● Exercise brief
Update each item below by replacing "µg/m3" with "µg/m³" wherever it appears, and keep everything else the same.

================

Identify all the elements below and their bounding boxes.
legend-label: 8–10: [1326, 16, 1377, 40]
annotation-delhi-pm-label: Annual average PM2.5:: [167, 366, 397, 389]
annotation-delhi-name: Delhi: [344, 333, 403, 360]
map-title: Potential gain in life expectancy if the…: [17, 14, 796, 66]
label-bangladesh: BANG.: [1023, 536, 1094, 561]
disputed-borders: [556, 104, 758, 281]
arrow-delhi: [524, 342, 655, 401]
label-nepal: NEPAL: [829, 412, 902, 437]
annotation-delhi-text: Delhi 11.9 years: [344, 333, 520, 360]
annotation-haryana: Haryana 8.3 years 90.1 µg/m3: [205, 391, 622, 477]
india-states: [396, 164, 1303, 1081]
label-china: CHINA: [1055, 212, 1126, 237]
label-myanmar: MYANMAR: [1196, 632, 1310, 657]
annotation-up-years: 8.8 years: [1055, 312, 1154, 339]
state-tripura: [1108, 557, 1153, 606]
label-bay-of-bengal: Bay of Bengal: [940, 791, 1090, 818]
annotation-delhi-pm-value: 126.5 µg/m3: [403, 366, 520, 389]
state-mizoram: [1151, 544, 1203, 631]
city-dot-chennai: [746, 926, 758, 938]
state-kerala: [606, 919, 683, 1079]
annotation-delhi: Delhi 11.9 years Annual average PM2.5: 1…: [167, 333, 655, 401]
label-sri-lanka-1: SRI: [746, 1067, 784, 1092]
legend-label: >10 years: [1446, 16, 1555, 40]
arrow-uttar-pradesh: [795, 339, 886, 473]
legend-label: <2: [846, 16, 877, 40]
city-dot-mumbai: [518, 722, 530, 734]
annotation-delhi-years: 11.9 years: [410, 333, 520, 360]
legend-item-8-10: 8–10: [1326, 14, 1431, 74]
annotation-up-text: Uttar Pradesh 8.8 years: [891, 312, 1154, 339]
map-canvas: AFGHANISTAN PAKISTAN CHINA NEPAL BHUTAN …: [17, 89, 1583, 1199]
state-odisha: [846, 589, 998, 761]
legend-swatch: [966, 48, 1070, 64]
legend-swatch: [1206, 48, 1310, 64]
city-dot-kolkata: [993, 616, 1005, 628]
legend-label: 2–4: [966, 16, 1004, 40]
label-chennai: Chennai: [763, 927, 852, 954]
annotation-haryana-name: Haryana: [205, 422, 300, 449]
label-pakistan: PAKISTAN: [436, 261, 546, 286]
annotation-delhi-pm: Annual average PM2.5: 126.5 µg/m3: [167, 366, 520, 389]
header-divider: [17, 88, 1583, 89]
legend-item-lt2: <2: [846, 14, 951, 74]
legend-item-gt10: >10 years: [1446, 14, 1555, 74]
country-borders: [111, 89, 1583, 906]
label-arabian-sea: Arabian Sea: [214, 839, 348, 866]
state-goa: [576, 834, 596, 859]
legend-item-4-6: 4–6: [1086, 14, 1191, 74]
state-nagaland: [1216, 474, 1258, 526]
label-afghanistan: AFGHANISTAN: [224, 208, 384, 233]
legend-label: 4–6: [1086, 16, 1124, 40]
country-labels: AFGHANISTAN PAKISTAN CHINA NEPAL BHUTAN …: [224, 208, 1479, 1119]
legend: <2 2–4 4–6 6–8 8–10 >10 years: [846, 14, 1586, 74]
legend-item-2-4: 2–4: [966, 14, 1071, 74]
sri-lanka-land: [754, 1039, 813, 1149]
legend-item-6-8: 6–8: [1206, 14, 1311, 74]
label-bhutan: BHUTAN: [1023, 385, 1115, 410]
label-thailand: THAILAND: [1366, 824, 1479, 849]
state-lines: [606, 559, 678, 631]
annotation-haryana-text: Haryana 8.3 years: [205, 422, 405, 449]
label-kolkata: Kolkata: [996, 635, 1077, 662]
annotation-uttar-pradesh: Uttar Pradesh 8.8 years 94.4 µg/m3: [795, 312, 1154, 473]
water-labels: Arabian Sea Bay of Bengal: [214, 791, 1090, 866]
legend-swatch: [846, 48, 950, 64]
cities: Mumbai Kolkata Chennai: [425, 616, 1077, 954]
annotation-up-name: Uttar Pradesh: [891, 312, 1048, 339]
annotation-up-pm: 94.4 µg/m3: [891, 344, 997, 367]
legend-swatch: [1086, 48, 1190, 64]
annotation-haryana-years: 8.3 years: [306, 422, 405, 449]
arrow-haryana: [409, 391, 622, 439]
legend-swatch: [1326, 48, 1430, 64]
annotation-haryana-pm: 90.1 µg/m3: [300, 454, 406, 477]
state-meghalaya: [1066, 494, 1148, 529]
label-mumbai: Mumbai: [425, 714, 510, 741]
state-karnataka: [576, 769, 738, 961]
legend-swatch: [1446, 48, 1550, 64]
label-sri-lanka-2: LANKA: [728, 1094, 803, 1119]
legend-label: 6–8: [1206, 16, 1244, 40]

================

● The reply
Identify all the elements below and their bounding boxes.
legend-label: 8–10: [1326, 16, 1377, 40]
annotation-delhi-pm-label: Annual average PM2.5:: [167, 366, 397, 389]
annotation-delhi-name: Delhi: [344, 333, 403, 360]
map-title: Potential gain in life expectancy if the…: [17, 14, 796, 66]
label-bangladesh: BANG.: [1023, 536, 1094, 561]
disputed-borders: [556, 104, 758, 281]
arrow-delhi: [524, 342, 655, 401]
label-nepal: NEPAL: [829, 412, 902, 437]
annotation-delhi-text: Delhi 11.9 years: [344, 333, 520, 360]
annotation-haryana: Haryana 8.3 years 90.1 µg/m³: [205, 391, 622, 477]
india-states: [396, 164, 1303, 1081]
label-china: CHINA: [1055, 212, 1126, 237]
label-myanmar: MYANMAR: [1196, 632, 1310, 657]
annotation-up-years: 8.8 years: [1055, 312, 1154, 339]
state-tripura: [1108, 557, 1153, 606]
label-bay-of-bengal: Bay of Bengal: [940, 791, 1090, 818]
annotation-delhi-pm-value: 126.5 µg/m³: [403, 366, 520, 389]
state-mizoram: [1151, 544, 1203, 631]
city-dot-chennai: [746, 926, 758, 938]
state-kerala: [606, 919, 683, 1079]
annotation-delhi: Delhi 11.9 years Annual average PM2.5: 1…: [167, 333, 655, 401]
label-sri-lanka-1: SRI: [746, 1067, 784, 1092]
legend-label: >10 years: [1446, 16, 1555, 40]
arrow-uttar-pradesh: [795, 339, 886, 473]
legend-label: <2: [846, 16, 877, 40]
city-dot-mumbai: [518, 722, 530, 734]
annotation-delhi-years: 11.9 years: [410, 333, 520, 360]
legend-item-8-10: 8–10: [1326, 14, 1431, 74]
annotation-up-text: Uttar Pradesh 8.8 years: [891, 312, 1154, 339]
map-canvas: AFGHANISTAN PAKISTAN CHINA NEPAL BHUTAN …: [17, 89, 1583, 1199]
state-odisha: [846, 589, 998, 761]
legend-swatch: [966, 48, 1070, 64]
legend-swatch: [1206, 48, 1310, 64]
city-dot-kolkata: [993, 616, 1005, 628]
legend-label: 2–4: [966, 16, 1004, 40]
label-chennai: Chennai: [763, 927, 852, 954]
annotation-haryana-name: Haryana: [205, 422, 300, 449]
label-pakistan: PAKISTAN: [436, 261, 546, 286]
annotation-delhi-pm: Annual average PM2.5: 126.5 µg/m³: [167, 366, 520, 389]
header-divider: [17, 88, 1583, 89]
legend-item-lt2: <2: [846, 14, 951, 74]
legend-item-gt10: >10 years: [1446, 14, 1555, 74]
country-borders: [111, 89, 1583, 906]
label-arabian-sea: Arabian Sea: [214, 839, 348, 866]
state-goa: [576, 834, 596, 859]
legend-item-4-6: 4–6: [1086, 14, 1191, 74]
state-nagaland: [1216, 474, 1258, 526]
label-afghanistan: AFGHANISTAN: [224, 208, 384, 233]
legend-label: 4–6: [1086, 16, 1124, 40]
country-labels: AFGHANISTAN PAKISTAN CHINA NEPAL BHUTAN …: [224, 208, 1479, 1119]
legend: <2 2–4 4–6 6–8 8–10 >10 years: [846, 14, 1586, 74]
legend-item-2-4: 2–4: [966, 14, 1071, 74]
sri-lanka-land: [754, 1039, 813, 1149]
legend-item-6-8: 6–8: [1206, 14, 1311, 74]
label-bhutan: BHUTAN: [1023, 385, 1115, 410]
label-thailand: THAILAND: [1366, 824, 1479, 849]
state-lines: [606, 559, 678, 631]
annotation-haryana-text: Haryana 8.3 years: [205, 422, 405, 449]
label-kolkata: Kolkata: [996, 635, 1077, 662]
annotation-uttar-pradesh: Uttar Pradesh 8.8 years 94.4 µg/m³: [795, 312, 1154, 473]
water-labels: Arabian Sea Bay of Bengal: [214, 791, 1090, 866]
legend-swatch: [846, 48, 950, 64]
cities: Mumbai Kolkata Chennai: [425, 616, 1077, 954]
annotation-up-name: Uttar Pradesh: [891, 312, 1048, 339]
annotation-up-pm: 94.4 µg/m³: [891, 344, 997, 367]
legend-swatch: [1086, 48, 1190, 64]
annotation-haryana-years: 8.3 years: [306, 422, 405, 449]
arrow-haryana: [409, 391, 622, 439]
legend-swatch: [1326, 48, 1430, 64]
annotation-haryana-pm: 90.1 µg/m³: [300, 454, 406, 477]
state-meghalaya: [1066, 494, 1148, 529]
label-mumbai: Mumbai: [425, 714, 510, 741]
state-karnataka: [576, 769, 738, 961]
legend-swatch: [1446, 48, 1550, 64]
label-sri-lanka-2: LANKA: [728, 1094, 803, 1119]
legend-label: 6–8: [1206, 16, 1244, 40]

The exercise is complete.